▶ **The exercise**: Write out every one of these lines exactly, leaving the pictures out of your answer.

[Spatial annotation lines]
┄┄┄┄┄┄

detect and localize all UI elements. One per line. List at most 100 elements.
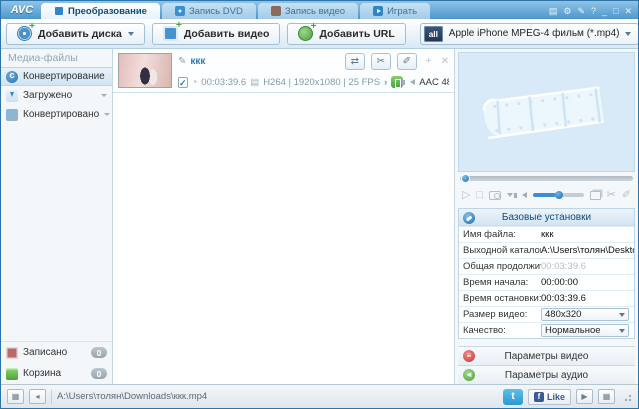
file-row-top: ✎ ккк ⇄ ✂ ✐ + ✕: [178, 53, 449, 70]
disc-plus-icon: [17, 21, 35, 41]
sidebar-item-converted[interactable]: Конвертировано: [1, 105, 112, 124]
status-bar: ▦ ◂ A:\Users\толян\Downloads\ккк.mp4 t f…: [1, 384, 638, 408]
setting-row-start-time: Время начала: 00:00:00: [459, 274, 634, 290]
output-format-select[interactable]: all Apple iPhone MPEG-4 фильм (*.mp4): [419, 22, 638, 45]
chevron-down-icon[interactable]: [104, 113, 111, 116]
tools-icon[interactable]: ✎: [577, 6, 585, 16]
frames-icon[interactable]: [589, 190, 601, 200]
toolbar: Добавить диска Добавить видео Добавить U…: [1, 19, 638, 49]
sidebar-item-downloaded[interactable]: Загружено: [1, 86, 112, 105]
preview-player[interactable]: [458, 52, 635, 172]
edit-pencil-icon[interactable]: ✎: [178, 56, 186, 67]
sidebar-item-trash[interactable]: Корзина 0: [1, 363, 112, 384]
output-dir-value[interactable]: A:\Users\толян\Deskto...: [541, 245, 634, 256]
panel-toggle-button[interactable]: ▦: [598, 389, 615, 404]
add-url-button[interactable]: Добавить URL: [287, 21, 406, 45]
file-list-empty-area[interactable]: [113, 93, 454, 384]
sidebar-item-label: Записано: [23, 347, 68, 358]
video-params-icon: ≡: [463, 350, 475, 362]
stop-button[interactable]: □: [476, 188, 483, 202]
minimize-icon[interactable]: _: [602, 6, 607, 16]
clip-scissors-icon[interactable]: ✂: [607, 188, 616, 202]
convert-tab-icon: [54, 6, 64, 16]
facebook-icon: f: [533, 391, 544, 402]
converted-icon: [6, 108, 18, 121]
video-size-value: 480x320: [545, 309, 582, 320]
sidebar: Медиа-файлы Конвертирование Загружено Ко…: [1, 49, 113, 384]
seek-handle[interactable]: [461, 174, 470, 183]
add-plus-icon[interactable]: +: [426, 56, 432, 67]
setting-row-output-dir: Выходной каталог: A:\Users\толян\Deskto.…: [459, 242, 634, 258]
seek-bar[interactable]: [458, 172, 635, 185]
chevron-down-icon[interactable]: [506, 193, 513, 197]
play-button[interactable]: ▷: [462, 188, 470, 202]
effects-wand-button[interactable]: ✐: [396, 53, 417, 70]
play-panel-button[interactable]: ▶: [576, 389, 593, 404]
view-grid-button[interactable]: ▦: [7, 389, 24, 404]
tab-convert[interactable]: Преобразование: [41, 3, 160, 19]
add-video-button[interactable]: Добавить видео: [151, 20, 281, 45]
speaker-icon: [402, 79, 416, 85]
file-row[interactable]: ✎ ккк ⇄ ✂ ✐ + ✕ ✓ ◔ 00:03:39.6 ▤ H264 | …: [113, 49, 454, 93]
content-area: Медиа-файлы Конвертирование Загружено Ко…: [1, 49, 638, 384]
setting-row-quality: Качество: Нормальное: [459, 322, 634, 338]
reconvert-button[interactable]: ⇄: [344, 53, 365, 70]
facebook-like-button[interactable]: f Like: [527, 388, 571, 405]
tab-burn-dvd[interactable]: Запись DVD: [161, 3, 256, 19]
setting-row-filename: Имя файла: ккк: [459, 226, 634, 242]
basic-settings-panel: Базовые установки Имя файла: ккк Выходно…: [458, 208, 635, 339]
setting-row-video-size: Размер видео: 480x320: [459, 306, 634, 322]
video-params-label: Параметры видео: [504, 350, 589, 362]
twitter-button[interactable]: t: [502, 388, 523, 405]
output-format-value: Apple iPhone MPEG-4 фильм (*.mp4): [448, 28, 620, 39]
close-icon[interactable]: ✕: [624, 6, 632, 16]
resize-grip[interactable]: [622, 391, 632, 402]
volume-slider[interactable]: [532, 191, 584, 199]
file-checkbox[interactable]: ✓: [178, 76, 188, 88]
quality-select[interactable]: Нормальное: [541, 324, 629, 337]
tab-play-label: Играть: [387, 5, 418, 17]
effects-wand-icon[interactable]: ✐: [622, 188, 631, 202]
app-logo: AVC: [10, 4, 34, 16]
current-file-path: A:\Users\толян\Downloads\ккк.mp4: [57, 391, 208, 402]
sidebar-item-label: Загружено: [23, 90, 73, 101]
snapshot-camera-button[interactable]: [489, 190, 501, 200]
setting-row-stop-time: Время остановки: 00:03:39.6: [459, 290, 634, 306]
remove-close-icon[interactable]: ✕: [441, 56, 449, 67]
sidebar-item-label: Корзина: [23, 368, 62, 379]
divider: [51, 389, 52, 404]
chevron-down-icon[interactable]: [101, 94, 107, 97]
log-icon[interactable]: ▤: [549, 6, 558, 16]
download-icon: [6, 89, 18, 102]
filename-value[interactable]: ккк: [541, 229, 634, 240]
like-label: Like: [546, 391, 565, 402]
stop-time-value[interactable]: 00:03:39.6: [541, 293, 634, 304]
tab-play[interactable]: Играть: [360, 3, 431, 19]
video-params-button[interactable]: ≡ Параметры видео: [458, 346, 635, 365]
volume-handle[interactable]: [554, 191, 563, 199]
video-size-select[interactable]: 480x320: [541, 308, 629, 321]
gear-icon[interactable]: ⚙: [563, 6, 571, 16]
add-disc-button[interactable]: Добавить диска: [6, 21, 145, 45]
tab-record-video-label: Запись видео: [284, 5, 346, 17]
help-icon[interactable]: ?: [591, 6, 596, 16]
speaker-icon[interactable]: [513, 192, 527, 198]
collapse-button[interactable]: ◂: [29, 389, 46, 404]
tab-record-video[interactable]: Запись видео: [257, 3, 359, 19]
volume-fill: [532, 193, 556, 197]
add-video-label: Добавить видео: [183, 27, 270, 40]
file-title[interactable]: ккк: [190, 56, 205, 67]
audio-params-button[interactable]: ◄ Параметры аудио: [458, 365, 635, 384]
speaker-icon: ◄: [463, 369, 475, 381]
start-time-value[interactable]: 00:00:00: [541, 277, 634, 288]
maximize-icon[interactable]: □: [613, 6, 618, 16]
seek-track[interactable]: [460, 176, 633, 181]
count-badge: 0: [91, 347, 107, 358]
clip-scissors-button[interactable]: ✂: [370, 53, 391, 70]
sidebar-item-recorded[interactable]: Записано 0: [1, 342, 112, 363]
twitter-icon: t: [511, 391, 515, 402]
audio-track-select[interactable]: AAC 48 K...: [419, 77, 449, 88]
player-controls: ▷ □ ✂ ✐: [458, 185, 635, 205]
sidebar-item-converting[interactable]: Конвертирование: [1, 67, 112, 86]
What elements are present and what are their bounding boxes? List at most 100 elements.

┄┄┄┄┄┄

▶ **Exercise answer**:
detect and localize all UI elements. One per line. List at most 100 elements.
file-row-top: ✎ ккк ⇄ ✂ ✐ + ✕: [178, 53, 449, 70]
disc-plus-icon: [17, 21, 35, 41]
sidebar-item-converted[interactable]: Конвертировано: [1, 105, 112, 124]
status-bar: ▦ ◂ A:\Users\толян\Downloads\ккк.mp4 t f…: [1, 384, 638, 408]
setting-row-start-time: Время начала: 00:00:00: [459, 274, 634, 290]
output-format-select[interactable]: all Apple iPhone MPEG-4 фильм (*.mp4): [419, 22, 638, 45]
chevron-down-icon[interactable]: [104, 113, 111, 116]
tools-icon[interactable]: ✎: [577, 6, 585, 16]
frames-icon[interactable]: [589, 190, 601, 200]
toolbar: Добавить диска Добавить видео Добавить U…: [1, 19, 638, 49]
sidebar-item-downloaded[interactable]: Загружено: [1, 86, 112, 105]
preview-player[interactable]: [458, 52, 635, 172]
edit-pencil-icon[interactable]: ✎: [178, 56, 186, 67]
sidebar-item-trash[interactable]: Корзина 0: [1, 363, 112, 384]
output-dir-value[interactable]: A:\Users\толян\Deskto...: [541, 245, 634, 256]
panel-toggle-button[interactable]: ▦: [598, 389, 615, 404]
add-url-button[interactable]: Добавить URL: [287, 21, 406, 45]
file-list-empty-area[interactable]: [113, 93, 454, 384]
sidebar-item-label: Записано: [23, 347, 68, 358]
video-params-icon: ≡: [463, 350, 475, 362]
stop-button[interactable]: □: [476, 188, 483, 202]
minimize-icon[interactable]: _: [602, 6, 607, 16]
clip-scissors-icon[interactable]: ✂: [607, 188, 616, 202]
convert-tab-icon: [54, 6, 64, 16]
facebook-icon: f: [533, 391, 544, 402]
converted-icon: [6, 108, 18, 121]
video-size-value: 480x320: [545, 309, 582, 320]
sidebar: Медиа-файлы Конвертирование Загружено Ко…: [1, 49, 113, 384]
seek-handle[interactable]: [461, 174, 470, 183]
add-plus-icon[interactable]: +: [426, 56, 432, 67]
setting-row-output-dir: Выходной каталог: A:\Users\толян\Deskto.…: [459, 242, 634, 258]
seek-bar[interactable]: [458, 172, 635, 185]
chevron-down-icon[interactable]: [506, 193, 513, 197]
play-button[interactable]: ▷: [462, 188, 470, 202]
effects-wand-button[interactable]: ✐: [396, 53, 417, 70]
play-panel-button[interactable]: ▶: [576, 389, 593, 404]
view-grid-button[interactable]: ▦: [7, 389, 24, 404]
tab-convert[interactable]: Преобразование: [41, 3, 160, 19]
add-video-button[interactable]: Добавить видео: [151, 20, 281, 45]
speaker-icon: [402, 79, 416, 85]
file-row[interactable]: ✎ ккк ⇄ ✂ ✐ + ✕ ✓ ◔ 00:03:39.6 ▤ H264 | …: [113, 49, 454, 93]
content-area: Медиа-файлы Конвертирование Загружено Ко…: [1, 49, 638, 384]
setting-row-quality: Качество: Нормальное: [459, 322, 634, 338]
reconvert-button[interactable]: ⇄: [344, 53, 365, 70]
facebook-like-button[interactable]: f Like: [527, 388, 571, 405]
tab-burn-dvd[interactable]: Запись DVD: [161, 3, 256, 19]
setting-row-filename: Имя файла: ккк: [459, 226, 634, 242]
basic-settings-panel: Базовые установки Имя файла: ккк Выходно…: [458, 208, 635, 339]
setting-row-video-size: Размер видео: 480x320: [459, 306, 634, 322]
video-params-label: Параметры видео: [504, 350, 589, 362]
twitter-button[interactable]: t: [502, 388, 523, 405]
output-format-value: Apple iPhone MPEG-4 фильм (*.mp4): [448, 28, 620, 39]
close-icon[interactable]: ✕: [624, 6, 632, 16]
resize-grip[interactable]: [622, 391, 632, 402]
volume-slider[interactable]: [532, 191, 584, 199]
file-checkbox[interactable]: ✓: [178, 76, 188, 88]
quality-select[interactable]: Нормальное: [541, 324, 629, 337]
tab-play-label: Играть: [387, 5, 418, 17]
effects-wand-icon[interactable]: ✐: [622, 188, 631, 202]
app-logo: AVC: [10, 4, 34, 16]
current-file-path: A:\Users\толян\Downloads\ккк.mp4: [57, 391, 208, 402]
sidebar-item-label: Загружено: [23, 90, 73, 101]
snapshot-camera-button[interactable]: [489, 190, 501, 200]
setting-row-stop-time: Время остановки: 00:03:39.6: [459, 290, 634, 306]
remove-close-icon[interactable]: ✕: [441, 56, 449, 67]
sidebar-item-label: Корзина: [23, 368, 62, 379]
divider: [51, 389, 52, 404]
chevron-down-icon[interactable]: [101, 94, 107, 97]
log-icon[interactable]: ▤: [549, 6, 558, 16]
download-icon: [6, 89, 18, 102]
filename-value[interactable]: ккк: [541, 229, 634, 240]
like-label: Like: [546, 391, 565, 402]
stop-time-value[interactable]: 00:03:39.6: [541, 293, 634, 304]
tab-play[interactable]: Играть: [360, 3, 431, 19]
video-params-button[interactable]: ≡ Параметры видео: [458, 346, 635, 365]
volume-handle[interactable]: [554, 191, 563, 199]
video-size-select[interactable]: 480x320: [541, 308, 629, 321]
gear-icon[interactable]: ⚙: [563, 6, 571, 16]
add-disc-button[interactable]: Добавить диска: [6, 21, 145, 45]
tab-record-video-label: Запись видео: [284, 5, 346, 17]
help-icon[interactable]: ?: [591, 6, 596, 16]
speaker-icon[interactable]: [513, 192, 527, 198]
collapse-button[interactable]: ◂: [29, 389, 46, 404]
tab-record-video[interactable]: Запись видео: [257, 3, 359, 19]
volume-fill: [532, 193, 556, 197]
add-video-label: Добавить видео: [183, 27, 270, 40]
file-title[interactable]: ккк: [190, 56, 205, 67]
audio-params-button[interactable]: ◄ Параметры аудио: [458, 365, 635, 384]
speaker-icon: ◄: [463, 369, 475, 381]
start-time-value[interactable]: 00:00:00: [541, 277, 634, 288]
maximize-icon[interactable]: □: [613, 6, 618, 16]
seek-track[interactable]: [460, 176, 633, 181]
count-badge: 0: [91, 347, 107, 358]
clip-scissors-button[interactable]: ✂: [370, 53, 391, 70]
sidebar-item-recorded[interactable]: Записано 0: [1, 342, 112, 363]
twitter-icon: t: [511, 391, 515, 402]
audio-track-select[interactable]: AAC 48 K...: [419, 77, 449, 88]
player-controls: ▷ □ ✂ ✐: [458, 185, 635, 205]
sidebar-item-converting[interactable]: Конвертирование: [1, 67, 112, 86]
What elements are present and what are their bounding boxes? List at most 100 elements.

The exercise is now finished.